- [Work to do]:
Look for "What does this" in the records below, then copy that line and every line after it, exactly and with nothing added.

— BEGIN —

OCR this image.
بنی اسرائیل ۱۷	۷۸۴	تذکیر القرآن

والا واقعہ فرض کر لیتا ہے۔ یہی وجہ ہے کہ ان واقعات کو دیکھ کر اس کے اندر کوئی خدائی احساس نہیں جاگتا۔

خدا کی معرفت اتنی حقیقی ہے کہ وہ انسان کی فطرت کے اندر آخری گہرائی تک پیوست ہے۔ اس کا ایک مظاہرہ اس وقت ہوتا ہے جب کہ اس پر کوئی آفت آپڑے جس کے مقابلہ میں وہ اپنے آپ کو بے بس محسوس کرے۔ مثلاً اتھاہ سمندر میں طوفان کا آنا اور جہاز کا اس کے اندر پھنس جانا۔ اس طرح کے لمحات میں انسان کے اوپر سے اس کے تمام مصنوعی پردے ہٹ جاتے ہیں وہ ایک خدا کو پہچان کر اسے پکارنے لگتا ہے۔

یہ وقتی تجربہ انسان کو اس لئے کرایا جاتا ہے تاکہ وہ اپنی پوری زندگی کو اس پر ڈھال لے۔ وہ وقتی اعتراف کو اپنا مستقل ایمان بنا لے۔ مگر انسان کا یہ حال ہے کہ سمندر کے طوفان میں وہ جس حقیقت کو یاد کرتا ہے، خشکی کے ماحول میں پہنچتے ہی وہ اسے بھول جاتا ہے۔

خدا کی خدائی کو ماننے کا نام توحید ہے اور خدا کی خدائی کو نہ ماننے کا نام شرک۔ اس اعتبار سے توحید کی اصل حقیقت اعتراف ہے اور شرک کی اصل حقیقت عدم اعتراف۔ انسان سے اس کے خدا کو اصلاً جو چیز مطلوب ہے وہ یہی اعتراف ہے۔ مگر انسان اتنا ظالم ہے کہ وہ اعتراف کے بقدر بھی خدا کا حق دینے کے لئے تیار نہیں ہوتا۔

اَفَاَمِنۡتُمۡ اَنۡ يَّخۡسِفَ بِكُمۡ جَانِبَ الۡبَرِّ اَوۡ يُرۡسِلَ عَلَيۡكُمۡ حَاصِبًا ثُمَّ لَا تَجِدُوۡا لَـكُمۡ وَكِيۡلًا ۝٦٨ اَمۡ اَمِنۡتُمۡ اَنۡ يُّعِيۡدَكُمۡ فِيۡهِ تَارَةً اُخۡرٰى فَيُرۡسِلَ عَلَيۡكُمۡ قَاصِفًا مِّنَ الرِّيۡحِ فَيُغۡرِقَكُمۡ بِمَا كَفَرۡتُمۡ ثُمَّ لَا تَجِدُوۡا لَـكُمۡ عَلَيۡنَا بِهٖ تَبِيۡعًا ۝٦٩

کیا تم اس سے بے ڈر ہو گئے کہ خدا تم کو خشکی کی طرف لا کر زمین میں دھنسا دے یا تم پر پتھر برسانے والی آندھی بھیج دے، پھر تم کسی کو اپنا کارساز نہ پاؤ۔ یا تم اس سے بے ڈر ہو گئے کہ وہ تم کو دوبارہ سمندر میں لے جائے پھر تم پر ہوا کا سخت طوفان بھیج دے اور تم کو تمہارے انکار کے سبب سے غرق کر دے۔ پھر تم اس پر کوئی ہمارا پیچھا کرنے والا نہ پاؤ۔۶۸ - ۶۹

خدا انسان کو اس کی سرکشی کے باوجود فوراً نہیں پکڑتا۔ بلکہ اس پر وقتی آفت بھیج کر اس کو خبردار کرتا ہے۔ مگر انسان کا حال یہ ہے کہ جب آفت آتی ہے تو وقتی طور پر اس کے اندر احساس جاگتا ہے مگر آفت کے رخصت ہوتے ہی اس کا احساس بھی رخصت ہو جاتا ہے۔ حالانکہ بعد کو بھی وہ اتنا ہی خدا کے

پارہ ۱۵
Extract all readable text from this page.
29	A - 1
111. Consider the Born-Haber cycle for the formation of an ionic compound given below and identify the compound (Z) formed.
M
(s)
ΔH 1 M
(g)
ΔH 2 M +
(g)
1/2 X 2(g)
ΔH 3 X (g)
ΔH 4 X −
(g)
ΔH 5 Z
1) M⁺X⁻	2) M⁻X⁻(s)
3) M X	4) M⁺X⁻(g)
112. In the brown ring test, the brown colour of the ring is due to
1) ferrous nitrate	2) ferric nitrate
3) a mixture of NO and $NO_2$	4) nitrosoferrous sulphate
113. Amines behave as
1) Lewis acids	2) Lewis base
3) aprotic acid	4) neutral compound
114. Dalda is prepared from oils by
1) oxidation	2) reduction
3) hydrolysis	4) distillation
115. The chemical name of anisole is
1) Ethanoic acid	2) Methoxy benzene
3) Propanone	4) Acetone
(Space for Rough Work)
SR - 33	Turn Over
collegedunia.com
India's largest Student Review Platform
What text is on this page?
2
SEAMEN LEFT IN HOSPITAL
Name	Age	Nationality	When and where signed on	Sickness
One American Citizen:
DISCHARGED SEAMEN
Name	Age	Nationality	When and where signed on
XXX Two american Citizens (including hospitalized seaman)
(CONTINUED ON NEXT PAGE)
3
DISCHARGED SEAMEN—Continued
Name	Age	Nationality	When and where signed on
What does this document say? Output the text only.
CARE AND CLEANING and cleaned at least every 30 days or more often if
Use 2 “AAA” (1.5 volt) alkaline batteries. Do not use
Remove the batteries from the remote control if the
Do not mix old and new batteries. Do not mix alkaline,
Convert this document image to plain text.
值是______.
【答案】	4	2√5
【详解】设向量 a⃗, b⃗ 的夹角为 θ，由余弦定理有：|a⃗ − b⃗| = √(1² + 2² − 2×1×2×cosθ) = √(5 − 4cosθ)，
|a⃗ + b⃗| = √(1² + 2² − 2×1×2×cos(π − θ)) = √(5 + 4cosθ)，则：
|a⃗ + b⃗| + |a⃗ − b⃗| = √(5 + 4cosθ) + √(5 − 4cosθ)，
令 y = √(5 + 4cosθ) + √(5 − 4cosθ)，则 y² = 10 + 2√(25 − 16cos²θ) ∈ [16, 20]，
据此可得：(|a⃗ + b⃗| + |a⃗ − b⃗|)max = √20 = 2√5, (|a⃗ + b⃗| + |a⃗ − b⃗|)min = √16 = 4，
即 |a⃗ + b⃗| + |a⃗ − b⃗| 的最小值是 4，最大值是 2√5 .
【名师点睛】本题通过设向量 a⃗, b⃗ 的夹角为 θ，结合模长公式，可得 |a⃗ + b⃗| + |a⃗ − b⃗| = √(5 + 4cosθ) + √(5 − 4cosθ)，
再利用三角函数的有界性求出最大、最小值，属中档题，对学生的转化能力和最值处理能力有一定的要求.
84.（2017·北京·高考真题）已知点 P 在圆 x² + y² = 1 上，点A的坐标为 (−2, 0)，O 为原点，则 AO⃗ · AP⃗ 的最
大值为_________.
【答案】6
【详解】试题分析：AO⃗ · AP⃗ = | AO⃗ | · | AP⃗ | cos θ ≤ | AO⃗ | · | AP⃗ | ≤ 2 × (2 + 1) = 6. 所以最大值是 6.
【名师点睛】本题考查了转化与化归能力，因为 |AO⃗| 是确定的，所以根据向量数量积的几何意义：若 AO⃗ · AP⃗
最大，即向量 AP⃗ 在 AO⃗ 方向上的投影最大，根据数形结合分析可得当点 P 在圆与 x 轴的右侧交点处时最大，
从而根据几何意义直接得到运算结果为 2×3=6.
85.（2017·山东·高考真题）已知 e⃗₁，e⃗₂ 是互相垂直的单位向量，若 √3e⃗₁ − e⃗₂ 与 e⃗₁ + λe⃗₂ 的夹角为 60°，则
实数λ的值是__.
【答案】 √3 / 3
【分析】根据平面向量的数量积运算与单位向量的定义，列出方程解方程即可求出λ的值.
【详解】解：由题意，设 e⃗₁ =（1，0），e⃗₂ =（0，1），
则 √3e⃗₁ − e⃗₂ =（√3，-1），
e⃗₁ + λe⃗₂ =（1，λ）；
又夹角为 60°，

— END —

- [Output of the exercise]:
What does this document say? Output the text only.
CARE AND CLEANING and cleaned at least every 30 days or more often if
Use 2 “AAA” (1.5 volt) alkaline batteries. Do not use
Remove the batteries from the remote control if the
Do not mix old and new batteries. Do not mix alkaline,
Convert this document image to plain text.
值是______.
【答案】	4	2√5
【详解】设向量 a⃗, b⃗ 的夹角为 θ，由余弦定理有：|a⃗ − b⃗| = √(1² + 2² − 2×1×2×cosθ) = √(5 − 4cosθ)，
|a⃗ + b⃗| = √(1² + 2² − 2×1×2×cos(π − θ)) = √(5 + 4cosθ)，则：
|a⃗ + b⃗| + |a⃗ − b⃗| = √(5 + 4cosθ) + √(5 − 4cosθ)，
令 y = √(5 + 4cosθ) + √(5 − 4cosθ)，则 y² = 10 + 2√(25 − 16cos²θ) ∈ [16, 20]，
据此可得：(|a⃗ + b⃗| + |a⃗ − b⃗|)max = √20 = 2√5, (|a⃗ + b⃗| + |a⃗ − b⃗|)min = √16 = 4，
即 |a⃗ + b⃗| + |a⃗ − b⃗| 的最小值是 4，最大值是 2√5 .
【名师点睛】本题通过设向量 a⃗, b⃗ 的夹角为 θ，结合模长公式，可得 |a⃗ + b⃗| + |a⃗ − b⃗| = √(5 + 4cosθ) + √(5 − 4cosθ)，
再利用三角函数的有界性求出最大、最小值，属中档题，对学生的转化能力和最值处理能力有一定的要求.
84.（2017·北京·高考真题）已知点 P 在圆 x² + y² = 1 上，点A的坐标为 (−2, 0)，O 为原点，则 AO⃗ · AP⃗ 的最
大值为_________.
【答案】6
【详解】试题分析：AO⃗ · AP⃗ = | AO⃗ | · | AP⃗ | cos θ ≤ | AO⃗ | · | AP⃗ | ≤ 2 × (2 + 1) = 6. 所以最大值是 6.
【名师点睛】本题考查了转化与化归能力，因为 |AO⃗| 是确定的，所以根据向量数量积的几何意义：若 AO⃗ · AP⃗
最大，即向量 AP⃗ 在 AO⃗ 方向上的投影最大，根据数形结合分析可得当点 P 在圆与 x 轴的右侧交点处时最大，
从而根据几何意义直接得到运算结果为 2×3=6.
85.（2017·山东·高考真题）已知 e⃗₁，e⃗₂ 是互相垂直的单位向量，若 √3e⃗₁ − e⃗₂ 与 e⃗₁ + λe⃗₂ 的夹角为 60°，则
实数λ的值是__.
【答案】 √3 / 3
【分析】根据平面向量的数量积运算与单位向量的定义，列出方程解方程即可求出λ的值.
【详解】解：由题意，设 e⃗₁ =（1，0），e⃗₂ =（0，1），
则 √3e⃗₁ − e⃗₂ =（√3，-1），
e⃗₁ + λe⃗₂ =（1，λ）；
又夹角为 60°，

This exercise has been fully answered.